▶ _Exercise aim_:
Exactly as they stand, set down all of the records again.

Records from a data collection:
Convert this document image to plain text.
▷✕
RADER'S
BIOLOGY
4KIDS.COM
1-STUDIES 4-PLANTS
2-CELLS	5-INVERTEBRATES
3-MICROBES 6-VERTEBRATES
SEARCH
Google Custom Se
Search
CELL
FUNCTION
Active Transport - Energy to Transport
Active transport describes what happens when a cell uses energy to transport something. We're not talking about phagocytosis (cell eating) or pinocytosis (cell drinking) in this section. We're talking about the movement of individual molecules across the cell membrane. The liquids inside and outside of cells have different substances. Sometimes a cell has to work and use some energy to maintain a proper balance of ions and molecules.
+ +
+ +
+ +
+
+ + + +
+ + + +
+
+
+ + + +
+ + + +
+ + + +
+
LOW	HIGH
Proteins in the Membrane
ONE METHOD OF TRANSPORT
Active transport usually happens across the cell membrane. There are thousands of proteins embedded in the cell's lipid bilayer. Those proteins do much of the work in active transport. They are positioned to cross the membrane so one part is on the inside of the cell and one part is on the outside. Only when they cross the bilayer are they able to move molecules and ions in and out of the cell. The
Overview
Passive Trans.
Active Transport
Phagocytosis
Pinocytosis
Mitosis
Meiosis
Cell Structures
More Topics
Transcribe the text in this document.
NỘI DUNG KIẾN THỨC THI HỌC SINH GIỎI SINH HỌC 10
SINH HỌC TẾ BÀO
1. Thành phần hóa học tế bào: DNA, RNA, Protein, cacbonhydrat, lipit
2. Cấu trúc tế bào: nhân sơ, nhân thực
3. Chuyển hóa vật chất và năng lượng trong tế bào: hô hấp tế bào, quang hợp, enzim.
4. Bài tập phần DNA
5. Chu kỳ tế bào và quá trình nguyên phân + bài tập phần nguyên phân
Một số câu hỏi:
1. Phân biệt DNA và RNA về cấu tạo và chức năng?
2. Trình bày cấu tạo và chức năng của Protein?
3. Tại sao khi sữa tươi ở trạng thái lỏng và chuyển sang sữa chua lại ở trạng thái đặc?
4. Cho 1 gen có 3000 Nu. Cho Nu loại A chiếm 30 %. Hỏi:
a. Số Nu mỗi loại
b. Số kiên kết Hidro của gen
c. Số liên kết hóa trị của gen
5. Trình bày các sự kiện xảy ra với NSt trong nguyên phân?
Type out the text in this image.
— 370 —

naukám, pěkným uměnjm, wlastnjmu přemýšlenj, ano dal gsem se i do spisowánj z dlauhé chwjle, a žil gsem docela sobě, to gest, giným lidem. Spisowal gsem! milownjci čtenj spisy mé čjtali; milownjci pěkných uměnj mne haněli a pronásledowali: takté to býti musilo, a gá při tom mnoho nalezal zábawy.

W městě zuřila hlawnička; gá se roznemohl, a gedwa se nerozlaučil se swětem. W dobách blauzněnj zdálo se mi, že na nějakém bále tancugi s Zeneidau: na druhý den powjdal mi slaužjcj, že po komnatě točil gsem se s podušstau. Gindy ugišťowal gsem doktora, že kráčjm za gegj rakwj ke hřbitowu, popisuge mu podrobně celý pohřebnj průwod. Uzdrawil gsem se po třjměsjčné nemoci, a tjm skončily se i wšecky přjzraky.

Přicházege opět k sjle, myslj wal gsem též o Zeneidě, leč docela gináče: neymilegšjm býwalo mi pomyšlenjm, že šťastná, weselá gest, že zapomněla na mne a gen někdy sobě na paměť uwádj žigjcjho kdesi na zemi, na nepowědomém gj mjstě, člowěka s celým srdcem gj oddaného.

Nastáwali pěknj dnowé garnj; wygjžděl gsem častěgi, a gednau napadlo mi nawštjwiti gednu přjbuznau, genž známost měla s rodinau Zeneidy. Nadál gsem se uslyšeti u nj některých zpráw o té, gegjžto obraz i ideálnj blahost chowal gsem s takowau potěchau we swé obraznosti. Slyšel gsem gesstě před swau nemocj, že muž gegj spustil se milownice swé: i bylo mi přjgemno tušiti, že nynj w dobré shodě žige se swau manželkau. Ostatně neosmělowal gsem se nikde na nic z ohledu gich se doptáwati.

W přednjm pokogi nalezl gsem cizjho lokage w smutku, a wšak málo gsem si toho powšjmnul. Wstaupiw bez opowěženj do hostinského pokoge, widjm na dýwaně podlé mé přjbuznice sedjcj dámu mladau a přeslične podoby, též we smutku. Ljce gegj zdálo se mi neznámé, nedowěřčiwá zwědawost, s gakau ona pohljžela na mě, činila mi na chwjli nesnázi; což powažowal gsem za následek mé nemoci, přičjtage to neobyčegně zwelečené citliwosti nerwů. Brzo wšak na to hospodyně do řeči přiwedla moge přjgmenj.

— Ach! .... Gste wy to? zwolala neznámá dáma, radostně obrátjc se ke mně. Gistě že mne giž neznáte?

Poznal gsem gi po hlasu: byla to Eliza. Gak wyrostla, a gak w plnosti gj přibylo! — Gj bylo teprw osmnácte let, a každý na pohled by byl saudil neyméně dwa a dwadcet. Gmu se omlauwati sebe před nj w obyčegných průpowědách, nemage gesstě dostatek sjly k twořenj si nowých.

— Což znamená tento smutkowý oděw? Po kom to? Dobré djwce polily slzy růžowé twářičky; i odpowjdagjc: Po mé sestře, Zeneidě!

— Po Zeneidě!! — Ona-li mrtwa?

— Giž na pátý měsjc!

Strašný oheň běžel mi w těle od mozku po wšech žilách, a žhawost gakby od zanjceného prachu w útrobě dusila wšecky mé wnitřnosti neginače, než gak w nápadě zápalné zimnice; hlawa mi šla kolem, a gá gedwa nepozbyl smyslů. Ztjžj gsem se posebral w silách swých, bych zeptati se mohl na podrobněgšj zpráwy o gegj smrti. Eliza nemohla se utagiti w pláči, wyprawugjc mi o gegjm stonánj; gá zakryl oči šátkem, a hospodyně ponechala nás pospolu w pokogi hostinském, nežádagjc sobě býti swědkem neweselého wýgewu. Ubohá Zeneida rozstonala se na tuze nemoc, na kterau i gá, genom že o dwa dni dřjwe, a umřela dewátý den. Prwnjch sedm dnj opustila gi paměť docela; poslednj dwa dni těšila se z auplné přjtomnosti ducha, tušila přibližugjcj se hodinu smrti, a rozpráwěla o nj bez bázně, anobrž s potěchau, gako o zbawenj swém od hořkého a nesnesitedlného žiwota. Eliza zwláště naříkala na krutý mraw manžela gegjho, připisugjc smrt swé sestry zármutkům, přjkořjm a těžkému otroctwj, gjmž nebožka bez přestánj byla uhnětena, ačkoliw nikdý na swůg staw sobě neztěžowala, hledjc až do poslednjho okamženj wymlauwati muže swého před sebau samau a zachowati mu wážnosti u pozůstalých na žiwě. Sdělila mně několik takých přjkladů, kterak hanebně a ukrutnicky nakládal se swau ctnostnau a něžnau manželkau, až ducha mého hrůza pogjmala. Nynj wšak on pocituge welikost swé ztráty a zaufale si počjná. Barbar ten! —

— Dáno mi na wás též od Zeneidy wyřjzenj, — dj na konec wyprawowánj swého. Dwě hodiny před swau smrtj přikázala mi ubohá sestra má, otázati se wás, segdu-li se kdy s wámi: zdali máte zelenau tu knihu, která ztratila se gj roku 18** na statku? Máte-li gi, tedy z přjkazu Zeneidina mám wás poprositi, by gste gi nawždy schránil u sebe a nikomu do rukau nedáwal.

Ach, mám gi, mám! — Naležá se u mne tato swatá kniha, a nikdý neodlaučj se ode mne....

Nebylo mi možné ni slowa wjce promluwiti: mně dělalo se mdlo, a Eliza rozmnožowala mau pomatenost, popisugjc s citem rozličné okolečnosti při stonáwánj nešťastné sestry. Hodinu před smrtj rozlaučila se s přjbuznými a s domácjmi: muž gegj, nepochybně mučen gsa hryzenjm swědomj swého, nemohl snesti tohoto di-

▶ _Output of the task_:
Convert this document image to plain text.
▷✕
RADER'S
BIOLOGY
4KIDS.COM
1-STUDIES 4-PLANTS
2-CELLS	5-INVERTEBRATES
3-MICROBES 6-VERTEBRATES
SEARCH
Google Custom Se
Search
CELL
FUNCTION
Active Transport - Energy to Transport
Active transport describes what happens when a cell uses energy to transport something. We're not talking about phagocytosis (cell eating) or pinocytosis (cell drinking) in this section. We're talking about the movement of individual molecules across the cell membrane. The liquids inside and outside of cells have different substances. Sometimes a cell has to work and use some energy to maintain a proper balance of ions and molecules.
+ +
+ +
+ +
+
+ + + +
+ + + +
+
+
+ + + +
+ + + +
+ + + +
+
LOW	HIGH
Proteins in the Membrane
ONE METHOD OF TRANSPORT
Active transport usually happens across the cell membrane. There are thousands of proteins embedded in the cell's lipid bilayer. Those proteins do much of the work in active transport. They are positioned to cross the membrane so one part is on the inside of the cell and one part is on the outside. Only when they cross the bilayer are they able to move molecules and ions in and out of the cell. The
Overview
Passive Trans.
Active Transport
Phagocytosis
Pinocytosis
Mitosis
Meiosis
Cell Structures
More Topics
Transcribe the text in this document.
NỘI DUNG KIẾN THỨC THI HỌC SINH GIỎI SINH HỌC 10
SINH HỌC TẾ BÀO
1. Thành phần hóa học tế bào: DNA, RNA, Protein, cacbonhydrat, lipit
2. Cấu trúc tế bào: nhân sơ, nhân thực
3. Chuyển hóa vật chất và năng lượng trong tế bào: hô hấp tế bào, quang hợp, enzim.
4. Bài tập phần DNA
5. Chu kỳ tế bào và quá trình nguyên phân + bài tập phần nguyên phân
Một số câu hỏi:
1. Phân biệt DNA và RNA về cấu tạo và chức năng?
2. Trình bày cấu tạo và chức năng của Protein?
3. Tại sao khi sữa tươi ở trạng thái lỏng và chuyển sang sữa chua lại ở trạng thái đặc?
4. Cho 1 gen có 3000 Nu. Cho Nu loại A chiếm 30 %. Hỏi:
a. Số Nu mỗi loại
b. Số kiên kết Hidro của gen
c. Số liên kết hóa trị của gen
5. Trình bày các sự kiện xảy ra với NSt trong nguyên phân?
Type out the text in this image.
— 370 —

naukám, pěkným uměnjm, wlastnjmu přemýšlenj, ano dal gsem se i do spisowánj z dlauhé chwjle, a žil gsem docela sobě, to gest, giným lidem. Spisowal gsem! milownjci čtenj spisy mé čjtali; milownjci pěkných uměnj mne haněli a pronásledowali: takté to býti musilo, a gá při tom mnoho nalezal zábawy.

W městě zuřila hlawnička; gá se roznemohl, a gedwa se nerozlaučil se swětem. W dobách blauzněnj zdálo se mi, že na nějakém bále tancugi s Zeneidau: na druhý den powjdal mi slaužjcj, že po komnatě točil gsem se s podušstau. Gindy ugišťowal gsem doktora, že kráčjm za gegj rakwj ke hřbitowu, popisuge mu podrobně celý pohřebnj průwod. Uzdrawil gsem se po třjměsjčné nemoci, a tjm skončily se i wšecky přjzraky.

Přicházege opět k sjle, myslj wal gsem též o Zeneidě, leč docela gináče: neymilegšjm býwalo mi pomyšlenjm, že šťastná, weselá gest, že zapomněla na mne a gen někdy sobě na paměť uwádj žigjcjho kdesi na zemi, na nepowědomém gj mjstě, člowěka s celým srdcem gj oddaného.

Nastáwali pěknj dnowé garnj; wygjžděl gsem častěgi, a gednau napadlo mi nawštjwiti gednu přjbuznau, genž známost měla s rodinau Zeneidy. Nadál gsem se uslyšeti u nj některých zpráw o té, gegjžto obraz i ideálnj blahost chowal gsem s takowau potěchau we swé obraznosti. Slyšel gsem gesstě před swau nemocj, že muž gegj spustil se milownice swé: i bylo mi přjgemno tušiti, že nynj w dobré shodě žige se swau manželkau. Ostatně neosmělowal gsem se nikde na nic z ohledu gich se doptáwati.

W přednjm pokogi nalezl gsem cizjho lokage w smutku, a wšak málo gsem si toho powšjmnul. Wstaupiw bez opowěženj do hostinského pokoge, widjm na dýwaně podlé mé přjbuznice sedjcj dámu mladau a přeslične podoby, též we smutku. Ljce gegj zdálo se mi neznámé, nedowěřčiwá zwědawost, s gakau ona pohljžela na mě, činila mi na chwjli nesnázi; což powažowal gsem za následek mé nemoci, přičjtage to neobyčegně zwelečené citliwosti nerwů. Brzo wšak na to hospodyně do řeči přiwedla moge přjgmenj.

— Ach! .... Gste wy to? zwolala neznámá dáma, radostně obrátjc se ke mně. Gistě že mne giž neznáte?

Poznal gsem gi po hlasu: byla to Eliza. Gak wyrostla, a gak w plnosti gj přibylo! — Gj bylo teprw osmnácte let, a každý na pohled by byl saudil neyméně dwa a dwadcet. Gmu se omlauwati sebe před nj w obyčegných průpowědách, nemage gesstě dostatek sjly k twořenj si nowých.

— Což znamená tento smutkowý oděw? Po kom to? Dobré djwce polily slzy růžowé twářičky; i odpowjdagjc: Po mé sestře, Zeneidě!

— Po Zeneidě!! — Ona-li mrtwa?

— Giž na pátý měsjc!

Strašný oheň běžel mi w těle od mozku po wšech žilách, a žhawost gakby od zanjceného prachu w útrobě dusila wšecky mé wnitřnosti neginače, než gak w nápadě zápalné zimnice; hlawa mi šla kolem, a gá gedwa nepozbyl smyslů. Ztjžj gsem se posebral w silách swých, bych zeptati se mohl na podrobněgšj zpráwy o gegj smrti. Eliza nemohla se utagiti w pláči, wyprawugjc mi o gegjm stonánj; gá zakryl oči šátkem, a hospodyně ponechala nás pospolu w pokogi hostinském, nežádagjc sobě býti swědkem neweselého wýgewu. Ubohá Zeneida rozstonala se na tuze nemoc, na kterau i gá, genom že o dwa dni dřjwe, a umřela dewátý den. Prwnjch sedm dnj opustila gi paměť docela; poslednj dwa dni těšila se z auplné přjtomnosti ducha, tušila přibližugjcj se hodinu smrti, a rozpráwěla o nj bez bázně, anobrž s potěchau, gako o zbawenj swém od hořkého a nesnesitedlného žiwota. Eliza zwláště naříkala na krutý mraw manžela gegjho, připisugjc smrt swé sestry zármutkům, přjkořjm a těžkému otroctwj, gjmž nebožka bez přestánj byla uhnětena, ačkoliw nikdý na swůg staw sobě neztěžowala, hledjc až do poslednjho okamženj wymlauwati muže swého před sebau samau a zachowati mu wážnosti u pozůstalých na žiwě. Sdělila mně několik takých přjkladů, kterak hanebně a ukrutnicky nakládal se swau ctnostnau a něžnau manželkau, až ducha mého hrůza pogjmala. Nynj wšak on pocituge welikost swé ztráty a zaufale si počjná. Barbar ten! —

— Dáno mi na wás též od Zeneidy wyřjzenj, — dj na konec wyprawowánj swého. Dwě hodiny před swau smrtj přikázala mi ubohá sestra má, otázati se wás, segdu-li se kdy s wámi: zdali máte zelenau tu knihu, která ztratila se gj roku 18** na statku? Máte-li gi, tedy z přjkazu Zeneidina mám wás poprositi, by gste gi nawždy schránil u sebe a nikomu do rukau nedáwal.

Ach, mám gi, mám! — Naležá se u mne tato swatá kniha, a nikdý neodlaučj se ode mne....

Nebylo mi možné ni slowa wjce promluwiti: mně dělalo se mdlo, a Eliza rozmnožowala mau pomatenost, popisugjc s citem rozličné okolečnosti při stonáwánj nešťastné sestry. Hodinu před smrtj rozlaučila se s přjbuznými a s domácjmi: muž gegj, nepochybně mučen gsa hryzenjm swědomj swého, nemohl snesti tohoto di-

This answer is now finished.